--- START ---

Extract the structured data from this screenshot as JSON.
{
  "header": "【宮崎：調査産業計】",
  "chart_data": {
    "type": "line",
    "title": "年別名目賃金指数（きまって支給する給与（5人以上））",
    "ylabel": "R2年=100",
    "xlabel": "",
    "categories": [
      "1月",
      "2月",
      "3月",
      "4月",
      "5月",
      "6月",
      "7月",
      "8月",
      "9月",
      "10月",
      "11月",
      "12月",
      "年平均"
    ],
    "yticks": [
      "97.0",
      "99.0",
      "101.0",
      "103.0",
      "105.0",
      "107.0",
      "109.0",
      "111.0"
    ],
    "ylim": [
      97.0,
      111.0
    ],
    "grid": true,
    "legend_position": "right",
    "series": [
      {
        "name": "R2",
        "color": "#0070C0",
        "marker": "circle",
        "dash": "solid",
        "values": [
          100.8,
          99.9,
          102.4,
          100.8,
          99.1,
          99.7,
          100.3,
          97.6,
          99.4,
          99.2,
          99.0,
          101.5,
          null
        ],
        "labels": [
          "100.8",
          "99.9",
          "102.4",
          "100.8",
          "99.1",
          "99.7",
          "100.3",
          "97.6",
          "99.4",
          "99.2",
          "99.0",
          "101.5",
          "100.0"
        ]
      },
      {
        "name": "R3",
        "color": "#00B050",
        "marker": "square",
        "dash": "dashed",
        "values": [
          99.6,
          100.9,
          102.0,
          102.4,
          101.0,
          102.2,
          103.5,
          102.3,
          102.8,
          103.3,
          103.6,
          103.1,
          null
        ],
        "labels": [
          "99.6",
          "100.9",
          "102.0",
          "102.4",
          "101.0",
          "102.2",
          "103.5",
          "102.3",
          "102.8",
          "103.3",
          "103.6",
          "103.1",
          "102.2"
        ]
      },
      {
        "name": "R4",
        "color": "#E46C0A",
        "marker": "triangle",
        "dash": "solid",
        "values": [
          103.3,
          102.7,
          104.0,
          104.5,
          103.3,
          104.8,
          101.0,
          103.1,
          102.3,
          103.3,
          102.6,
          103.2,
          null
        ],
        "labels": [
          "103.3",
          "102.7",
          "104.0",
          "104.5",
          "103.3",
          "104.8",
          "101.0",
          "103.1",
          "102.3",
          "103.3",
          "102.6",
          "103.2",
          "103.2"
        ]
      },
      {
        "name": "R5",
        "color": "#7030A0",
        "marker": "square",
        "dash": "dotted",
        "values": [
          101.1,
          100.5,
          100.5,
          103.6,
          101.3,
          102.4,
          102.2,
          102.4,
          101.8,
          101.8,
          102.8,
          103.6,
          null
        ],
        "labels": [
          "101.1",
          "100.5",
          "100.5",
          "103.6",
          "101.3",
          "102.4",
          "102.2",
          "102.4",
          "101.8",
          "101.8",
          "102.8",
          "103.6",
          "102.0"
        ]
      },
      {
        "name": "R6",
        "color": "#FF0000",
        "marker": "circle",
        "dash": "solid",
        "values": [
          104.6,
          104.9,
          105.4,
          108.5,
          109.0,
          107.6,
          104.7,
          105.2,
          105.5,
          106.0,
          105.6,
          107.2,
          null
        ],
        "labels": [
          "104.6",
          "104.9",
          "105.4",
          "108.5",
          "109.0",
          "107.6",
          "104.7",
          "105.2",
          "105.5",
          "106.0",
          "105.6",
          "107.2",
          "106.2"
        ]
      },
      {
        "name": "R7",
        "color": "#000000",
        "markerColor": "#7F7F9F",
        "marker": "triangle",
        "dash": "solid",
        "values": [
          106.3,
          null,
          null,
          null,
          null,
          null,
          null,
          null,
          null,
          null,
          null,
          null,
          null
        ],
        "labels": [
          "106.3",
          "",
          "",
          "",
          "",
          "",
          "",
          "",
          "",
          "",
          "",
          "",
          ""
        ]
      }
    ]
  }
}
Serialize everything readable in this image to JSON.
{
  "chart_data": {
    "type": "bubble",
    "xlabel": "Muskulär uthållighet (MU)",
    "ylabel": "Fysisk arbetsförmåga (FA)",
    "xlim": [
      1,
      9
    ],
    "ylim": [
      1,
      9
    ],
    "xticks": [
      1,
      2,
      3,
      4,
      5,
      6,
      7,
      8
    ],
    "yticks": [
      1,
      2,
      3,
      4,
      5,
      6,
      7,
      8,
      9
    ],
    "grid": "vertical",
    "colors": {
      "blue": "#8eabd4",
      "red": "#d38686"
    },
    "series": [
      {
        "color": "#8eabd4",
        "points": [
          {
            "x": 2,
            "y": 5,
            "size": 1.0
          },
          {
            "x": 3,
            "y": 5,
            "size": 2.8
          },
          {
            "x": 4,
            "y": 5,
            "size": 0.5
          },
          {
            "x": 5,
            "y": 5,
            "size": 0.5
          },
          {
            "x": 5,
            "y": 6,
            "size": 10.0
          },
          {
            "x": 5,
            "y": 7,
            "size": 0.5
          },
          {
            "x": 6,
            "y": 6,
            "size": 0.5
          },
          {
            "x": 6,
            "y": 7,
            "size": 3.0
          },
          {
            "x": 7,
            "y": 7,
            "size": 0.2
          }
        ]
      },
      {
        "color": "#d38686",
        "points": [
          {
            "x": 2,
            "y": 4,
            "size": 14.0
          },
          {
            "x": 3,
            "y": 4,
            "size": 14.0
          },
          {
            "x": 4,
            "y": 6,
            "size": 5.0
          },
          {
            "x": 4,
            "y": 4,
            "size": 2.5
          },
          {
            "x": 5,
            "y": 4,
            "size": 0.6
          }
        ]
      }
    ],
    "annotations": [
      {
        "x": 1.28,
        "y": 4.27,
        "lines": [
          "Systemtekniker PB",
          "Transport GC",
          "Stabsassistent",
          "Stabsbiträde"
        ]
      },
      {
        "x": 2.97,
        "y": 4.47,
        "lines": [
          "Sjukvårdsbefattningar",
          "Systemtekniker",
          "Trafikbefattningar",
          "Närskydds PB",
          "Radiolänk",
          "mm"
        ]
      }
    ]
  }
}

--- END ---

*Short task*:
Search the records for the word "this" and copy every line where it occurs.

*The response*:
Extract the structured data from this screenshot as JSON.
Serialize everything readable in this image to JSON.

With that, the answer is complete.